Task instructions – Copy out all of the data that follows, exactly as it appears.

Document page records:
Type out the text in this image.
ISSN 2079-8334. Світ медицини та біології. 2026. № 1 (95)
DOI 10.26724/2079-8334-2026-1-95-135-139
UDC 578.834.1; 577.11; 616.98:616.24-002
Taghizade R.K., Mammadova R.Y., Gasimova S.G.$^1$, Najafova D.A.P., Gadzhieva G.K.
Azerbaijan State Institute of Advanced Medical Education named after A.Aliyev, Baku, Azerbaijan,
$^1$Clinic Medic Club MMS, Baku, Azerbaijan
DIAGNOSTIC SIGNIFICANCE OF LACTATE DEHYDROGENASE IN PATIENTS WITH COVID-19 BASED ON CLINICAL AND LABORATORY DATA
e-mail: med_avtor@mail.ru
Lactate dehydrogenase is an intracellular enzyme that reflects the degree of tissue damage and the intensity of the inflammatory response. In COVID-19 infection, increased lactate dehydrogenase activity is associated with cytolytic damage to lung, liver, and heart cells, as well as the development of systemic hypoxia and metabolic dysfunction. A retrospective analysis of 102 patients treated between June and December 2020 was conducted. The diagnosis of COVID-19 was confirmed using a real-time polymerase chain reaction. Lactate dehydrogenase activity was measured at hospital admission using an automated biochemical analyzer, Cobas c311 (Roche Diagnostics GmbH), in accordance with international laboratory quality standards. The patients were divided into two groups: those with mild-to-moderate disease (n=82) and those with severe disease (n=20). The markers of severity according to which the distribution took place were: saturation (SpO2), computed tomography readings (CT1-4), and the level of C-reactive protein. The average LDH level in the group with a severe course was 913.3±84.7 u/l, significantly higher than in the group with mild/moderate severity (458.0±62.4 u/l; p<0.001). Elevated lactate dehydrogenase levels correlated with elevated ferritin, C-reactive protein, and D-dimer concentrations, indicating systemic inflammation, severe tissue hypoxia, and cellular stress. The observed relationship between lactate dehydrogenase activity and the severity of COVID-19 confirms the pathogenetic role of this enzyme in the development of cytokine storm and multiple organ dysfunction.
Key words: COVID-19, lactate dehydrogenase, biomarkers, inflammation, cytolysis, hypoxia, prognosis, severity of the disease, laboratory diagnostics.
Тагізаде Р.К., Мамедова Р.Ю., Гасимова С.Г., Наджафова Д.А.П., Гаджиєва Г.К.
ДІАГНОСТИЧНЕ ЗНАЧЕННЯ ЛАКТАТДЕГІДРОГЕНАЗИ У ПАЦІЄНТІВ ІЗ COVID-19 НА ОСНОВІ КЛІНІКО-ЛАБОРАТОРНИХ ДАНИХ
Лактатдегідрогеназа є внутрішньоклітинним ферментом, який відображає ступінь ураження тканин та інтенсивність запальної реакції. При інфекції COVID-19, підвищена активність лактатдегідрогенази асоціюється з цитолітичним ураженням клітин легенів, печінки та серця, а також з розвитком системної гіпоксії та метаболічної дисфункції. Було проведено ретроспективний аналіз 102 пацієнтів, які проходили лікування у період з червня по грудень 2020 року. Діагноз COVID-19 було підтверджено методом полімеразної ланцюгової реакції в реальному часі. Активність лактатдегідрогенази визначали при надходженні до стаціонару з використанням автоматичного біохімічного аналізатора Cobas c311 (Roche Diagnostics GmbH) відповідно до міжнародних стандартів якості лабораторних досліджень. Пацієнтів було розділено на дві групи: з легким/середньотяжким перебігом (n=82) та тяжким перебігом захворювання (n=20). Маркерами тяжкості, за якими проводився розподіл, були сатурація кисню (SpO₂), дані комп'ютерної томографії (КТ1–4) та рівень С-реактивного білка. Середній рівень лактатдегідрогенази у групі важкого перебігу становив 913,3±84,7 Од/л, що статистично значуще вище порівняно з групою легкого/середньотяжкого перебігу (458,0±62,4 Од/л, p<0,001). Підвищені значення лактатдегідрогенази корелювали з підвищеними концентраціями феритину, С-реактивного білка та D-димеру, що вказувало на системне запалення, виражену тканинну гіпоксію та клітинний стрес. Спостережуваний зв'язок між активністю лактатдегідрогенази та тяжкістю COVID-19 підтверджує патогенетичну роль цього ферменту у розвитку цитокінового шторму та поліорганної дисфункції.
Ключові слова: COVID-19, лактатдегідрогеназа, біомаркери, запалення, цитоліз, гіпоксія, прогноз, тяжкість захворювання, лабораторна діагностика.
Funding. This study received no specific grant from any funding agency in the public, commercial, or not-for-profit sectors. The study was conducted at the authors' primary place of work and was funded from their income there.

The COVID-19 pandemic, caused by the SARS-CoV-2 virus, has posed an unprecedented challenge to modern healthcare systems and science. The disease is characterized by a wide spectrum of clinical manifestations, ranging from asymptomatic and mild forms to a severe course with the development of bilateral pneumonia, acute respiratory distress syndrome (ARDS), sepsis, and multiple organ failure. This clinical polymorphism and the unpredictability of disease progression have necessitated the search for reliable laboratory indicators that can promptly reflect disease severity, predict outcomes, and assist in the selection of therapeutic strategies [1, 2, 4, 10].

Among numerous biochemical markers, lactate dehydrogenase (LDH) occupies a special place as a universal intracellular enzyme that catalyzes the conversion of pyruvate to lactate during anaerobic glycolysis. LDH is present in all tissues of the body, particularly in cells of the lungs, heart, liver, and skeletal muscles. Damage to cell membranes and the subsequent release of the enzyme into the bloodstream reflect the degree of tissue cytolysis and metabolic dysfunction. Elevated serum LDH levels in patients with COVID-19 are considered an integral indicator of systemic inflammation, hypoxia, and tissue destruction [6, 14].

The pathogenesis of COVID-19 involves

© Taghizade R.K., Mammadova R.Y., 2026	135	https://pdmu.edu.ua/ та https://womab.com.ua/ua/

Reply to the task –
Type out the text in this image.
ISSN 2079-8334. Світ медицини та біології. 2026. № 1 (95)
DOI 10.26724/2079-8334-2026-1-95-135-139
UDC 578.834.1; 577.11; 616.98:616.24-002
Taghizade R.K., Mammadova R.Y., Gasimova S.G.$^1$, Najafova D.A.P., Gadzhieva G.K.
Azerbaijan State Institute of Advanced Medical Education named after A.Aliyev, Baku, Azerbaijan,
$^1$Clinic Medic Club MMS, Baku, Azerbaijan
DIAGNOSTIC SIGNIFICANCE OF LACTATE DEHYDROGENASE IN PATIENTS WITH COVID-19 BASED ON CLINICAL AND LABORATORY DATA
e-mail: med_avtor@mail.ru
Lactate dehydrogenase is an intracellular enzyme that reflects the degree of tissue damage and the intensity of the inflammatory response. In COVID-19 infection, increased lactate dehydrogenase activity is associated with cytolytic damage to lung, liver, and heart cells, as well as the development of systemic hypoxia and metabolic dysfunction. A retrospective analysis of 102 patients treated between June and December 2020 was conducted. The diagnosis of COVID-19 was confirmed using a real-time polymerase chain reaction. Lactate dehydrogenase activity was measured at hospital admission using an automated biochemical analyzer, Cobas c311 (Roche Diagnostics GmbH), in accordance with international laboratory quality standards. The patients were divided into two groups: those with mild-to-moderate disease (n=82) and those with severe disease (n=20). The markers of severity according to which the distribution took place were: saturation (SpO2), computed tomography readings (CT1-4), and the level of C-reactive protein. The average LDH level in the group with a severe course was 913.3±84.7 u/l, significantly higher than in the group with mild/moderate severity (458.0±62.4 u/l; p<0.001). Elevated lactate dehydrogenase levels correlated with elevated ferritin, C-reactive protein, and D-dimer concentrations, indicating systemic inflammation, severe tissue hypoxia, and cellular stress. The observed relationship between lactate dehydrogenase activity and the severity of COVID-19 confirms the pathogenetic role of this enzyme in the development of cytokine storm and multiple organ dysfunction.
Key words: COVID-19, lactate dehydrogenase, biomarkers, inflammation, cytolysis, hypoxia, prognosis, severity of the disease, laboratory diagnostics.
Тагізаде Р.К., Мамедова Р.Ю., Гасимова С.Г., Наджафова Д.А.П., Гаджиєва Г.К.
ДІАГНОСТИЧНЕ ЗНАЧЕННЯ ЛАКТАТДЕГІДРОГЕНАЗИ У ПАЦІЄНТІВ ІЗ COVID-19 НА ОСНОВІ КЛІНІКО-ЛАБОРАТОРНИХ ДАНИХ
Лактатдегідрогеназа є внутрішньоклітинним ферментом, який відображає ступінь ураження тканин та інтенсивність запальної реакції. При інфекції COVID-19, підвищена активність лактатдегідрогенази асоціюється з цитолітичним ураженням клітин легенів, печінки та серця, а також з розвитком системної гіпоксії та метаболічної дисфункції. Було проведено ретроспективний аналіз 102 пацієнтів, які проходили лікування у період з червня по грудень 2020 року. Діагноз COVID-19 було підтверджено методом полімеразної ланцюгової реакції в реальному часі. Активність лактатдегідрогенази визначали при надходженні до стаціонару з використанням автоматичного біохімічного аналізатора Cobas c311 (Roche Diagnostics GmbH) відповідно до міжнародних стандартів якості лабораторних досліджень. Пацієнтів було розділено на дві групи: з легким/середньотяжким перебігом (n=82) та тяжким перебігом захворювання (n=20). Маркерами тяжкості, за якими проводився розподіл, були сатурація кисню (SpO₂), дані комп'ютерної томографії (КТ1–4) та рівень С-реактивного білка. Середній рівень лактатдегідрогенази у групі важкого перебігу становив 913,3±84,7 Од/л, що статистично значуще вище порівняно з групою легкого/середньотяжкого перебігу (458,0±62,4 Од/л, p<0,001). Підвищені значення лактатдегідрогенази корелювали з підвищеними концентраціями феритину, С-реактивного білка та D-димеру, що вказувало на системне запалення, виражену тканинну гіпоксію та клітинний стрес. Спостережуваний зв'язок між активністю лактатдегідрогенази та тяжкістю COVID-19 підтверджує патогенетичну роль цього ферменту у розвитку цитокінового шторму та поліорганної дисфункції.
Ключові слова: COVID-19, лактатдегідрогеназа, біомаркери, запалення, цитоліз, гіпоксія, прогноз, тяжкість захворювання, лабораторна діагностика.
Funding. This study received no specific grant from any funding agency in the public, commercial, or not-for-profit sectors. The study was conducted at the authors' primary place of work and was funded from their income there.

The COVID-19 pandemic, caused by the SARS-CoV-2 virus, has posed an unprecedented challenge to modern healthcare systems and science. The disease is characterized by a wide spectrum of clinical manifestations, ranging from asymptomatic and mild forms to a severe course with the development of bilateral pneumonia, acute respiratory distress syndrome (ARDS), sepsis, and multiple organ failure. This clinical polymorphism and the unpredictability of disease progression have necessitated the search for reliable laboratory indicators that can promptly reflect disease severity, predict outcomes, and assist in the selection of therapeutic strategies [1, 2, 4, 10].

Among numerous biochemical markers, lactate dehydrogenase (LDH) occupies a special place as a universal intracellular enzyme that catalyzes the conversion of pyruvate to lactate during anaerobic glycolysis. LDH is present in all tissues of the body, particularly in cells of the lungs, heart, liver, and skeletal muscles. Damage to cell membranes and the subsequent release of the enzyme into the bloodstream reflect the degree of tissue cytolysis and metabolic dysfunction. Elevated serum LDH levels in patients with COVID-19 are considered an integral indicator of systemic inflammation, hypoxia, and tissue destruction [6, 14].

The pathogenesis of COVID-19 involves

© Taghizade R.K., Mammadova R.Y., 2026	135	https://pdmu.edu.ua/ та https://womab.com.ua/ua/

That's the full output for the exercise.